_Stored data entries_
◇ ◇ ◇
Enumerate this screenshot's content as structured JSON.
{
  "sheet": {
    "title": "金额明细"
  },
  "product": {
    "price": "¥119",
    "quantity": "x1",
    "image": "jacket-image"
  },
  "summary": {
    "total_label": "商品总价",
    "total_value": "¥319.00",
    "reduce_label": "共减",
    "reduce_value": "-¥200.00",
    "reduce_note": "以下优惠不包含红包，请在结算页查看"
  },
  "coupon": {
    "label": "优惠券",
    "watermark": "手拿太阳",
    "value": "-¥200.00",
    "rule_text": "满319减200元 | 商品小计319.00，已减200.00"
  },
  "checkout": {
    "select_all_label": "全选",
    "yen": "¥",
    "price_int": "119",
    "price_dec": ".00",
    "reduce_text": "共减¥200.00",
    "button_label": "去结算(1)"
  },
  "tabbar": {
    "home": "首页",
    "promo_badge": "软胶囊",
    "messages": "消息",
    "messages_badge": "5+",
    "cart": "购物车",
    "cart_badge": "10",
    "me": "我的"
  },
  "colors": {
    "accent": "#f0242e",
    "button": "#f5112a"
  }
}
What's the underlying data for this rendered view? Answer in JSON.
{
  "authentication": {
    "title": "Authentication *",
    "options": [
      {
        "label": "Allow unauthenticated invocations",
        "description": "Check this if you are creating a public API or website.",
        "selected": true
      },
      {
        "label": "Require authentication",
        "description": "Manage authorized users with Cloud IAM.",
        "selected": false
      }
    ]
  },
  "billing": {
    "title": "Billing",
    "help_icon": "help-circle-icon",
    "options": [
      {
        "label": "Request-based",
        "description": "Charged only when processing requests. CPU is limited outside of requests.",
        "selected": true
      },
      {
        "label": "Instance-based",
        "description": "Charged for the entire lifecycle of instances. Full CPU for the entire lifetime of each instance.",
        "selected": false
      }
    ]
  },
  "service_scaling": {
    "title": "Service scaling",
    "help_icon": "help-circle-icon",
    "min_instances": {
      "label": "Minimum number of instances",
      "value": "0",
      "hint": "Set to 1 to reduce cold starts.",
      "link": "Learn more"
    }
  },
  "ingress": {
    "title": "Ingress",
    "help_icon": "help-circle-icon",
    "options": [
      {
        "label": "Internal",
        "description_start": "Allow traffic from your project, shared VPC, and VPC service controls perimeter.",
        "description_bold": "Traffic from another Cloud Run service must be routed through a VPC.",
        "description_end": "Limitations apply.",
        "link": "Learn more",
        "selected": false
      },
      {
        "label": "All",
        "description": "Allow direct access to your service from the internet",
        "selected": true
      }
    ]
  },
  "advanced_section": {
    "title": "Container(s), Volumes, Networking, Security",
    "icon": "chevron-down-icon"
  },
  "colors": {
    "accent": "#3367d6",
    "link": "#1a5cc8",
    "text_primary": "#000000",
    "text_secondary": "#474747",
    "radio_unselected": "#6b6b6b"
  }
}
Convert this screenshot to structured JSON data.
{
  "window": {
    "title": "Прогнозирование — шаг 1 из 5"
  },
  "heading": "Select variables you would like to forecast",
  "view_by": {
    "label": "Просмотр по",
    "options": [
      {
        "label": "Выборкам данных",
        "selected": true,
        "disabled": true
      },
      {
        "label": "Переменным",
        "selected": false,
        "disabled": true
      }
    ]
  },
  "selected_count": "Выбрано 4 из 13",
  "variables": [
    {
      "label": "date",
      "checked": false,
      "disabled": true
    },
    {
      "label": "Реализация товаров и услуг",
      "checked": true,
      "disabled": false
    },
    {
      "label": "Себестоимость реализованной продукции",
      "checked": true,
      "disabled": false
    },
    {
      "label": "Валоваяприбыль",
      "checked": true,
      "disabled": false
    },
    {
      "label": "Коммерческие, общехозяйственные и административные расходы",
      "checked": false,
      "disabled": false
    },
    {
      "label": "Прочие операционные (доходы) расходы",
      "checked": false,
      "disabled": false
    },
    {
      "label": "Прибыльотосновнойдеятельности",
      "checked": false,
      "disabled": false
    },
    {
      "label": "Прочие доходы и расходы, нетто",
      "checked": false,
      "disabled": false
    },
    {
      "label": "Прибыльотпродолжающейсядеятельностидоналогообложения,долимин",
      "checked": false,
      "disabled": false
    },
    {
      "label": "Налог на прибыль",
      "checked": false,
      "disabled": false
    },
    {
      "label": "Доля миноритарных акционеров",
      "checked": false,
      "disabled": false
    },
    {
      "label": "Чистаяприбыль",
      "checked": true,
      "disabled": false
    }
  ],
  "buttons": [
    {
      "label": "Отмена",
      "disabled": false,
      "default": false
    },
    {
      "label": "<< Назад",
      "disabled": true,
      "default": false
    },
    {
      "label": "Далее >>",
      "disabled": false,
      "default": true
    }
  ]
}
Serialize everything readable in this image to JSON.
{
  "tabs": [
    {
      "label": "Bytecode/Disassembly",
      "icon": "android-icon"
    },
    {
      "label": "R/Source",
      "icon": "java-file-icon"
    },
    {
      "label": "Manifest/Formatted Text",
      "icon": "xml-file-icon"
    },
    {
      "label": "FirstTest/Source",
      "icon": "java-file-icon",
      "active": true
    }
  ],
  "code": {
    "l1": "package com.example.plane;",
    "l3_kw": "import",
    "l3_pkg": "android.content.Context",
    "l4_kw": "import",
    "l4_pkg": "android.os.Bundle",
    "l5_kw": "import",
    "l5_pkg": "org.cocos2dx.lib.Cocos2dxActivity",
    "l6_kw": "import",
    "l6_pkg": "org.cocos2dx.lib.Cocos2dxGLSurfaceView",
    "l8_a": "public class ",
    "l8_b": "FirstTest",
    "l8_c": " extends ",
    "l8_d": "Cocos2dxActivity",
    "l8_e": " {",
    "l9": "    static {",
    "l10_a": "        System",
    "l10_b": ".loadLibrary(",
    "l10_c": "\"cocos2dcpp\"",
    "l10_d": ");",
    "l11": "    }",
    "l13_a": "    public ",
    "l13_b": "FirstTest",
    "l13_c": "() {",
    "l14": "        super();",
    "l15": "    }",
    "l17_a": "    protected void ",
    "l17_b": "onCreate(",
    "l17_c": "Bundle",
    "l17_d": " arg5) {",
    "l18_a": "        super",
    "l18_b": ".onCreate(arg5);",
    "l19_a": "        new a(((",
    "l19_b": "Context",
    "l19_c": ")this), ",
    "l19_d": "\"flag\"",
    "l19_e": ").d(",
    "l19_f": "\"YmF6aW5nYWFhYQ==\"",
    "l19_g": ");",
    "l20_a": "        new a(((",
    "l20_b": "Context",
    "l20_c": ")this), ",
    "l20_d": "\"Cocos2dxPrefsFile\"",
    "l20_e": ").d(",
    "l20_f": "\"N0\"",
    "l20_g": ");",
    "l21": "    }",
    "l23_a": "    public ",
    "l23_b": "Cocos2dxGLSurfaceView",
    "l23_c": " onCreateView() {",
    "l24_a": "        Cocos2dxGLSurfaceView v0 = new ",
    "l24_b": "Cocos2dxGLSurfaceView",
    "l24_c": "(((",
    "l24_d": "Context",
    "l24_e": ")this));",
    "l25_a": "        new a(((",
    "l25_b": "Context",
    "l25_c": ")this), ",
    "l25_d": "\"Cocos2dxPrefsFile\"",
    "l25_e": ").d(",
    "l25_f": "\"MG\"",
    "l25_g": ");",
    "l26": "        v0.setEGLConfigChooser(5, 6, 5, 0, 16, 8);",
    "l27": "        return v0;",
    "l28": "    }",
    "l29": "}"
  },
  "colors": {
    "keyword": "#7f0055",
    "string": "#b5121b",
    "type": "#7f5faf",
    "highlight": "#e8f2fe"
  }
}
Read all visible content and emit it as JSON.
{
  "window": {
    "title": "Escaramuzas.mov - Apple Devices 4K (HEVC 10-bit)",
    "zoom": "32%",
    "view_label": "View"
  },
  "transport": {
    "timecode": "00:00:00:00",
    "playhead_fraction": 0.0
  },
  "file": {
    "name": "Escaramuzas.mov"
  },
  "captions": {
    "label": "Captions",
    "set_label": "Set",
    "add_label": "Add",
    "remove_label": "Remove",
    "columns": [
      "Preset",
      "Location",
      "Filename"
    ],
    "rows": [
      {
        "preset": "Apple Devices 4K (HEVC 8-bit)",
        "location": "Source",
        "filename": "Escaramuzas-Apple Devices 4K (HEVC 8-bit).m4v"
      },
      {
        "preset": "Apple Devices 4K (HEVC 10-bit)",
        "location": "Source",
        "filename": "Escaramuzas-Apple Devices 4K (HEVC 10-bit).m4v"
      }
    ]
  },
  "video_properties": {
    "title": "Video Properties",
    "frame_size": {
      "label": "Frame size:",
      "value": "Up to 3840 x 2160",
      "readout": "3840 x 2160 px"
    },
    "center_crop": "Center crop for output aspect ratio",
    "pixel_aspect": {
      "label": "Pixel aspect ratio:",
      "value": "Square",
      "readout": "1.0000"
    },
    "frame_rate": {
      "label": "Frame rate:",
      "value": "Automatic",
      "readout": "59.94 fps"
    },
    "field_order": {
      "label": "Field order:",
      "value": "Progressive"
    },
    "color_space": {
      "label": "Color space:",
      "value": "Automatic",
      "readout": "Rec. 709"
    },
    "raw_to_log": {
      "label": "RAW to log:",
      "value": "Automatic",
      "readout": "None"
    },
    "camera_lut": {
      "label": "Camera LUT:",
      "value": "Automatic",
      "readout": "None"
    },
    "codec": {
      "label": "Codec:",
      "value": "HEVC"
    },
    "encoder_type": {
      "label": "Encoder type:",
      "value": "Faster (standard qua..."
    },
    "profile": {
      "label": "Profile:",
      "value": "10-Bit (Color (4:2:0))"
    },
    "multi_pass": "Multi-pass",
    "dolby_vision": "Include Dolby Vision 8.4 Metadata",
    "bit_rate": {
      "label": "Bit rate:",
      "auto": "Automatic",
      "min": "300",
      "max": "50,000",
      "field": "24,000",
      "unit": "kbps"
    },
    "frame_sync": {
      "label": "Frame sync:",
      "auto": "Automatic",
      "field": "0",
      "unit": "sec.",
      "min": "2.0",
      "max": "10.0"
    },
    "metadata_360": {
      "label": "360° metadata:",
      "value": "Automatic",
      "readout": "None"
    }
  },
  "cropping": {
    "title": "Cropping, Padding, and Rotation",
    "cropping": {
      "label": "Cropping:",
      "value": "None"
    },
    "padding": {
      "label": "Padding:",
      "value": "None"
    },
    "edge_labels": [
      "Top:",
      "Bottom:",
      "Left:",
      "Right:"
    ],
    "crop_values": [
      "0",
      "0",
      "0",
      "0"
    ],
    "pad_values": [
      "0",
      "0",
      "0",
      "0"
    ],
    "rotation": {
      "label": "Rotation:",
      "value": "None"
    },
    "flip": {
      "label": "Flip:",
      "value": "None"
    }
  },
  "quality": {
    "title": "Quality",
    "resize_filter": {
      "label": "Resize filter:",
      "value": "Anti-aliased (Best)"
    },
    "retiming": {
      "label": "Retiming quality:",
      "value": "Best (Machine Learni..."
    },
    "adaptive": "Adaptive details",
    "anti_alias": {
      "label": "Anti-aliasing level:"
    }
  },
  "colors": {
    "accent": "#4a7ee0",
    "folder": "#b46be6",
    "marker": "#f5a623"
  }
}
◇ ◇ ◇
_OBJECTIVE_
All lines of the data above that include the word "screenshot" must be shown.

_SOLUTION_
Enumerate this screenshot's content as structured JSON.
Convert this screenshot to structured JSON data.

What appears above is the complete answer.